- [WRITTEN REQUEST]:
Print each of the entries exactly, leaving nothing out.

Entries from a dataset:
+--
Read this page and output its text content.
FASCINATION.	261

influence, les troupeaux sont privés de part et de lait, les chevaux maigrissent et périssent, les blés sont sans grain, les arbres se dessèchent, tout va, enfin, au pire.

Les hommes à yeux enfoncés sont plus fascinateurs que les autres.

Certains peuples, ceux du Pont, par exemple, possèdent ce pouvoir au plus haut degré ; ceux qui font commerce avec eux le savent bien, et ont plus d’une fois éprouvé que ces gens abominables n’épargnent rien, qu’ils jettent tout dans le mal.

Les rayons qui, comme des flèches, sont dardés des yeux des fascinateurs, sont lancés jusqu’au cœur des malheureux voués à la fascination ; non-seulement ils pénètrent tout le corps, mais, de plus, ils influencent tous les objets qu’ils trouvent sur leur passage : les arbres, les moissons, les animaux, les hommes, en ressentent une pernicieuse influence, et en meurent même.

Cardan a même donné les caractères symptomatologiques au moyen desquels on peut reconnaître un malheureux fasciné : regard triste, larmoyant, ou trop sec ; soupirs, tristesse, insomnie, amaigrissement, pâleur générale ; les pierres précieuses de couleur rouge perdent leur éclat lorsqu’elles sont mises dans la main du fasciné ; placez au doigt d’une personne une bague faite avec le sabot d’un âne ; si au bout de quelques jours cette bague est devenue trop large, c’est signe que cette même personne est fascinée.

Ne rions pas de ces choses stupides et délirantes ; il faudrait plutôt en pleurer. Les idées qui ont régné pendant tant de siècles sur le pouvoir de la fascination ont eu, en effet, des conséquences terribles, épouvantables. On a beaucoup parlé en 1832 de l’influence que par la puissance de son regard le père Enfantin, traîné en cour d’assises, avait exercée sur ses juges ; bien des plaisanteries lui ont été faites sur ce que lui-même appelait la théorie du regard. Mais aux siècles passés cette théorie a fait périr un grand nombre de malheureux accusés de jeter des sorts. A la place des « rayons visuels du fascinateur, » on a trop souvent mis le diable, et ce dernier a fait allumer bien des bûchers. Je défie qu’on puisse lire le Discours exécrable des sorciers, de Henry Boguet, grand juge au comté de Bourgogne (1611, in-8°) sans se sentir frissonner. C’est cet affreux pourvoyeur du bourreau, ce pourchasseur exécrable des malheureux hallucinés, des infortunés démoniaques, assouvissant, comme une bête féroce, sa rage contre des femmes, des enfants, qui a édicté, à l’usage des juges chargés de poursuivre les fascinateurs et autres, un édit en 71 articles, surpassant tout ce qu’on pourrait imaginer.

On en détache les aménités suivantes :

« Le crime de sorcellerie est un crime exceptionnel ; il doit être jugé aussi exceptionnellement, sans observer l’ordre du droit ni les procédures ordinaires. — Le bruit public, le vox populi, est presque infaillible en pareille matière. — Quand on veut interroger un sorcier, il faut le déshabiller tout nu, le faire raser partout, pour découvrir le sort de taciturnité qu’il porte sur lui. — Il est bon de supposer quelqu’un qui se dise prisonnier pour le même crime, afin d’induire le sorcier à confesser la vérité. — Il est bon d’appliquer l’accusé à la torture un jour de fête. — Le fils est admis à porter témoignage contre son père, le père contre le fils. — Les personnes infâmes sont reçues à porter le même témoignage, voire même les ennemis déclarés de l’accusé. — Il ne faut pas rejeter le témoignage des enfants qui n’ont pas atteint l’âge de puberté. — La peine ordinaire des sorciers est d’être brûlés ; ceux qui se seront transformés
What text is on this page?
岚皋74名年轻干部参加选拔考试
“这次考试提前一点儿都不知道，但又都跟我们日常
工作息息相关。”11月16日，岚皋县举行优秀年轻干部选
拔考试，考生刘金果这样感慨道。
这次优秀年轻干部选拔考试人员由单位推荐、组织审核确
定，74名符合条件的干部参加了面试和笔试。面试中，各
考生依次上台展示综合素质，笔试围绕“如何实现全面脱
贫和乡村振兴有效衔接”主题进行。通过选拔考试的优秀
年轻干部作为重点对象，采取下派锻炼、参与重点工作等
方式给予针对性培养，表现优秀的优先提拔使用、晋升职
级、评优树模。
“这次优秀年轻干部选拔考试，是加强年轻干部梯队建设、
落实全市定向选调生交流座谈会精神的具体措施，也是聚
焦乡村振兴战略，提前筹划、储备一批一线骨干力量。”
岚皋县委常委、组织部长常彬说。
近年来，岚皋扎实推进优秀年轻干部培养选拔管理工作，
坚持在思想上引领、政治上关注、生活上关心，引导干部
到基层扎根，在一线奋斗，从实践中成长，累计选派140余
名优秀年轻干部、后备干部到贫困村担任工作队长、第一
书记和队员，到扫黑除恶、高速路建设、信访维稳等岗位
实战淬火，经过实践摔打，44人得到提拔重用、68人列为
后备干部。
+--
- [FULL RESPONSE]:
Read this page and output its text content.
FASCINATION.	261

influence, les troupeaux sont privés de part et de lait, les chevaux maigrissent et périssent, les blés sont sans grain, les arbres se dessèchent, tout va, enfin, au pire.

Les hommes à yeux enfoncés sont plus fascinateurs que les autres.

Certains peuples, ceux du Pont, par exemple, possèdent ce pouvoir au plus haut degré ; ceux qui font commerce avec eux le savent bien, et ont plus d’une fois éprouvé que ces gens abominables n’épargnent rien, qu’ils jettent tout dans le mal.

Les rayons qui, comme des flèches, sont dardés des yeux des fascinateurs, sont lancés jusqu’au cœur des malheureux voués à la fascination ; non-seulement ils pénètrent tout le corps, mais, de plus, ils influencent tous les objets qu’ils trouvent sur leur passage : les arbres, les moissons, les animaux, les hommes, en ressentent une pernicieuse influence, et en meurent même.

Cardan a même donné les caractères symptomatologiques au moyen desquels on peut reconnaître un malheureux fasciné : regard triste, larmoyant, ou trop sec ; soupirs, tristesse, insomnie, amaigrissement, pâleur générale ; les pierres précieuses de couleur rouge perdent leur éclat lorsqu’elles sont mises dans la main du fasciné ; placez au doigt d’une personne une bague faite avec le sabot d’un âne ; si au bout de quelques jours cette bague est devenue trop large, c’est signe que cette même personne est fascinée.

Ne rions pas de ces choses stupides et délirantes ; il faudrait plutôt en pleurer. Les idées qui ont régné pendant tant de siècles sur le pouvoir de la fascination ont eu, en effet, des conséquences terribles, épouvantables. On a beaucoup parlé en 1832 de l’influence que par la puissance de son regard le père Enfantin, traîné en cour d’assises, avait exercée sur ses juges ; bien des plaisanteries lui ont été faites sur ce que lui-même appelait la théorie du regard. Mais aux siècles passés cette théorie a fait périr un grand nombre de malheureux accusés de jeter des sorts. A la place des « rayons visuels du fascinateur, » on a trop souvent mis le diable, et ce dernier a fait allumer bien des bûchers. Je défie qu’on puisse lire le Discours exécrable des sorciers, de Henry Boguet, grand juge au comté de Bourgogne (1611, in-8°) sans se sentir frissonner. C’est cet affreux pourvoyeur du bourreau, ce pourchasseur exécrable des malheureux hallucinés, des infortunés démoniaques, assouvissant, comme une bête féroce, sa rage contre des femmes, des enfants, qui a édicté, à l’usage des juges chargés de poursuivre les fascinateurs et autres, un édit en 71 articles, surpassant tout ce qu’on pourrait imaginer.

On en détache les aménités suivantes :

« Le crime de sorcellerie est un crime exceptionnel ; il doit être jugé aussi exceptionnellement, sans observer l’ordre du droit ni les procédures ordinaires. — Le bruit public, le vox populi, est presque infaillible en pareille matière. — Quand on veut interroger un sorcier, il faut le déshabiller tout nu, le faire raser partout, pour découvrir le sort de taciturnité qu’il porte sur lui. — Il est bon de supposer quelqu’un qui se dise prisonnier pour le même crime, afin d’induire le sorcier à confesser la vérité. — Il est bon d’appliquer l’accusé à la torture un jour de fête. — Le fils est admis à porter témoignage contre son père, le père contre le fils. — Les personnes infâmes sont reçues à porter le même témoignage, voire même les ennemis déclarés de l’accusé. — Il ne faut pas rejeter le témoignage des enfants qui n’ont pas atteint l’âge de puberté. — La peine ordinaire des sorciers est d’être brûlés ; ceux qui se seront transformés
What text is on this page?
岚皋74名年轻干部参加选拔考试
“这次考试提前一点儿都不知道，但又都跟我们日常
工作息息相关。”11月16日，岚皋县举行优秀年轻干部选
拔考试，考生刘金果这样感慨道。
这次优秀年轻干部选拔考试人员由单位推荐、组织审核确
定，74名符合条件的干部参加了面试和笔试。面试中，各
考生依次上台展示综合素质，笔试围绕“如何实现全面脱
贫和乡村振兴有效衔接”主题进行。通过选拔考试的优秀
年轻干部作为重点对象，采取下派锻炼、参与重点工作等
方式给予针对性培养，表现优秀的优先提拔使用、晋升职
级、评优树模。
“这次优秀年轻干部选拔考试，是加强年轻干部梯队建设、
落实全市定向选调生交流座谈会精神的具体措施，也是聚
焦乡村振兴战略，提前筹划、储备一批一线骨干力量。”
岚皋县委常委、组织部长常彬说。
近年来，岚皋扎实推进优秀年轻干部培养选拔管理工作，
坚持在思想上引领、政治上关注、生活上关心，引导干部
到基层扎根，在一线奋斗，从实践中成长，累计选派140余
名优秀年轻干部、后备干部到贫困村担任工作队长、第一
书记和队员，到扫黑除恶、高速路建设、信访维稳等岗位
实战淬火，经过实践摔打，44人得到提拔重用、68人列为
后备干部。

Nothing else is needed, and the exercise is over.